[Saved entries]
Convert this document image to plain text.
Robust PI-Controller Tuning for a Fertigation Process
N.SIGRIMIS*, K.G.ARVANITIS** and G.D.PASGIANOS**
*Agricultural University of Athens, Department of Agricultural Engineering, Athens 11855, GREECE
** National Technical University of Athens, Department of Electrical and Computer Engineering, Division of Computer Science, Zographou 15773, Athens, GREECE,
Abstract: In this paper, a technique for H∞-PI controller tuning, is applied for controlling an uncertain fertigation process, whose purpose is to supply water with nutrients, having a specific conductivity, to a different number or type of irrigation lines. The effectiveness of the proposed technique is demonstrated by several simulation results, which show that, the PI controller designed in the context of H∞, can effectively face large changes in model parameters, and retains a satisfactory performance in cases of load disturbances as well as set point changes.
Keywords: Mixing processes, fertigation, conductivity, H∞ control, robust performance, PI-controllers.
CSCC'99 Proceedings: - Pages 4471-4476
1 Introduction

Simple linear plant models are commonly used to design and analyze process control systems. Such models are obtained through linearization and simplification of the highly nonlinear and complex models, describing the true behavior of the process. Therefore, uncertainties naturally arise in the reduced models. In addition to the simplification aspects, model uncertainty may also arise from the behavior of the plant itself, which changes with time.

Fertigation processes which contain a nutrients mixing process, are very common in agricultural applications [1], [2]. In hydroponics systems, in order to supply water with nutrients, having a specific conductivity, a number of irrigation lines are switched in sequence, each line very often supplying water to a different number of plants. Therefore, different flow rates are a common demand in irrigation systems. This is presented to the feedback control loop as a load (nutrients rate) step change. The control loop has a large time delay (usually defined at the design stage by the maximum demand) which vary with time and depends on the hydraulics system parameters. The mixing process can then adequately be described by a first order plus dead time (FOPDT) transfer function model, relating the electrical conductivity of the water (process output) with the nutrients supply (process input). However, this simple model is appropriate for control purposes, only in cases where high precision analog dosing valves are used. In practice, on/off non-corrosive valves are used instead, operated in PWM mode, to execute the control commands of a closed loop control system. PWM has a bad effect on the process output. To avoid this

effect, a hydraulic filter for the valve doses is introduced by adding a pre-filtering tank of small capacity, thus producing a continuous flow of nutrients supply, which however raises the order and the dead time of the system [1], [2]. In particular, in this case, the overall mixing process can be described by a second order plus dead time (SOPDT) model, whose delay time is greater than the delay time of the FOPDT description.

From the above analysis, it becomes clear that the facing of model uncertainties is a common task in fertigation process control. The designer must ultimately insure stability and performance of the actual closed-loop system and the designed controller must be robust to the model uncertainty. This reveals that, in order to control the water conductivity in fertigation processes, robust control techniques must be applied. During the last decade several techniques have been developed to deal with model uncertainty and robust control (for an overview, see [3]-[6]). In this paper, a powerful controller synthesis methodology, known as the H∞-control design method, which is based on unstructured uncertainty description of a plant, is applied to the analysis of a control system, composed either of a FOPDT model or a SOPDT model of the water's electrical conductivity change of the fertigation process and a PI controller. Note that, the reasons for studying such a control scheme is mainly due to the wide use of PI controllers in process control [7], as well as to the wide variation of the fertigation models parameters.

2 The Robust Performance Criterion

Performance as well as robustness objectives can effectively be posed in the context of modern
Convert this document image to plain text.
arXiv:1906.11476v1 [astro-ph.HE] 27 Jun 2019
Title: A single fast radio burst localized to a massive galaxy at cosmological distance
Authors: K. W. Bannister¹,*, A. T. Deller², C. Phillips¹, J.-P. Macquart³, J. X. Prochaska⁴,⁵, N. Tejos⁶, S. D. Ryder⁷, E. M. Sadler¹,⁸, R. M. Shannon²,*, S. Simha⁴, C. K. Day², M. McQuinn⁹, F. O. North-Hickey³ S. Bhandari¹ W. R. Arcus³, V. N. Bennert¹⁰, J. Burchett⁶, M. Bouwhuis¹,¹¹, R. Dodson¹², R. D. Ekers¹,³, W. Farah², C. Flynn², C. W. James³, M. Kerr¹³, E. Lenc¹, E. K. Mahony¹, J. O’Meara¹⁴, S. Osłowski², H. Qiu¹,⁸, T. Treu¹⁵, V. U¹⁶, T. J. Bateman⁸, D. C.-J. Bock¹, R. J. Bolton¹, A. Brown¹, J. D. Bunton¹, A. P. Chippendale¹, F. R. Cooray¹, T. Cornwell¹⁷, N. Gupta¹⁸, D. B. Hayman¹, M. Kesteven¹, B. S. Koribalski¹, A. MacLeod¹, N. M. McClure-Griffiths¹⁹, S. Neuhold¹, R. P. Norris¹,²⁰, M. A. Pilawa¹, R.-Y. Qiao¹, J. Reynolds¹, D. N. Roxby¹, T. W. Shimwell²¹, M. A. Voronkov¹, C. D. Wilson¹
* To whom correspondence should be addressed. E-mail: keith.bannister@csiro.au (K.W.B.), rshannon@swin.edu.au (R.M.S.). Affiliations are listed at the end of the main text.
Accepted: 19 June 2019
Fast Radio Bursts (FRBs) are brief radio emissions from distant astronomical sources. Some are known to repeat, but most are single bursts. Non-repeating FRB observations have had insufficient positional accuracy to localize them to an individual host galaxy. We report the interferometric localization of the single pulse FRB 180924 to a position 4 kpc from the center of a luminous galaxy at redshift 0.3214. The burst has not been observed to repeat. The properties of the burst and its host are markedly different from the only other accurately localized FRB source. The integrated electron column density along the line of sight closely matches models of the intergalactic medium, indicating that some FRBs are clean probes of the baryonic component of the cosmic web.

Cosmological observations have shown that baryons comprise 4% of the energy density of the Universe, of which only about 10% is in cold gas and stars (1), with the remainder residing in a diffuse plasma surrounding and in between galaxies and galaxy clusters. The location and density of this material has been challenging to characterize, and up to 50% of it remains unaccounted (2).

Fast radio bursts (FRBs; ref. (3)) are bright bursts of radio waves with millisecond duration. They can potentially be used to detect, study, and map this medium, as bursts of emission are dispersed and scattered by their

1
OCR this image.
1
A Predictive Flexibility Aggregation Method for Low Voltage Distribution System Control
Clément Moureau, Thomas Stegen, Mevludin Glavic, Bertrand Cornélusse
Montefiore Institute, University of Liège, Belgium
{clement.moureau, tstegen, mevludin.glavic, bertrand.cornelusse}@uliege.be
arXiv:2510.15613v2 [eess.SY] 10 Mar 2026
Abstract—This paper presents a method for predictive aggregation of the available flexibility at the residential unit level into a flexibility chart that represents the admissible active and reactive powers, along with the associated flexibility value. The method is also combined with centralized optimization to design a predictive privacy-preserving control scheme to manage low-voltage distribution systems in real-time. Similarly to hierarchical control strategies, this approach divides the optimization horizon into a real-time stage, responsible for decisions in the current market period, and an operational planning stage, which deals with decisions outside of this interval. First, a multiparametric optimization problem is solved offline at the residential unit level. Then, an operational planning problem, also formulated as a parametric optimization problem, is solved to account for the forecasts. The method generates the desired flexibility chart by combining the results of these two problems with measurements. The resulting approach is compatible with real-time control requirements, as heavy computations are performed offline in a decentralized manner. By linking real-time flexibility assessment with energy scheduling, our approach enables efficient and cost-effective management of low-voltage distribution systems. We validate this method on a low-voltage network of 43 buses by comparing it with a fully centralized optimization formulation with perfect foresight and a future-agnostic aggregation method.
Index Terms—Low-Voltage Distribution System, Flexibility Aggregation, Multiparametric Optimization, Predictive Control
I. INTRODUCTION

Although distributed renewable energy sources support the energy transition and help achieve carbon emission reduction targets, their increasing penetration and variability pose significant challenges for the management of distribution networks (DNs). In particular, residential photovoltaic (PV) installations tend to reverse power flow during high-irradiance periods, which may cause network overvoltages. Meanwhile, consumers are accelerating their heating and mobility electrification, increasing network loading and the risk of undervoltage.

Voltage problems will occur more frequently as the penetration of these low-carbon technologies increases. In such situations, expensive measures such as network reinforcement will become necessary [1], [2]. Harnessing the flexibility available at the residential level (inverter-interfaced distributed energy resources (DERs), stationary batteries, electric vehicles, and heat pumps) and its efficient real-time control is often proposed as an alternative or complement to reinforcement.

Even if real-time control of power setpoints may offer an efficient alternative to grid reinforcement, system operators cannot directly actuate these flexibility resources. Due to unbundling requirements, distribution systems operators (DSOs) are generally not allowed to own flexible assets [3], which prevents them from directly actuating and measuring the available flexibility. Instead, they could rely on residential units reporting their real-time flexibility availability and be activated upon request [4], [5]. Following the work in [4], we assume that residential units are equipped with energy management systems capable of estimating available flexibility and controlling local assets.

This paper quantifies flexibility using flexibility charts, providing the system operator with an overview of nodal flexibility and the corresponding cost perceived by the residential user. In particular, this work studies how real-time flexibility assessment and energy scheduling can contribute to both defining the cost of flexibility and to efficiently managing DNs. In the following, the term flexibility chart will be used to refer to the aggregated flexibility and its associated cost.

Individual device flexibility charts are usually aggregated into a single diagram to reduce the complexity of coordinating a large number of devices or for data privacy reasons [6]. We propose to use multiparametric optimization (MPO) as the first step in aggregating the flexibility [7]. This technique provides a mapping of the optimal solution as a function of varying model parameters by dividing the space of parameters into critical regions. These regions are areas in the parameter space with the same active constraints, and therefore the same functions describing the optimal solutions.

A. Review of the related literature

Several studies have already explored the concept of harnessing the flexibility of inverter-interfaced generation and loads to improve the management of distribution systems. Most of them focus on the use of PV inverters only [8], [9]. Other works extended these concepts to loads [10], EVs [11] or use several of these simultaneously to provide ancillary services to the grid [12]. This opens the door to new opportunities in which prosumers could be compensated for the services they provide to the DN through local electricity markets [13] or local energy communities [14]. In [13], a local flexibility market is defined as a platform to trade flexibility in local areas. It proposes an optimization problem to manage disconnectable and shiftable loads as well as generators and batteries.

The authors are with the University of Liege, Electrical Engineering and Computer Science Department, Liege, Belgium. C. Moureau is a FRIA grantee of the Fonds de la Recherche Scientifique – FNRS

**Task prompt**.
Each line containing the word "Department" counts once; report the total alone.

**Written response**.
3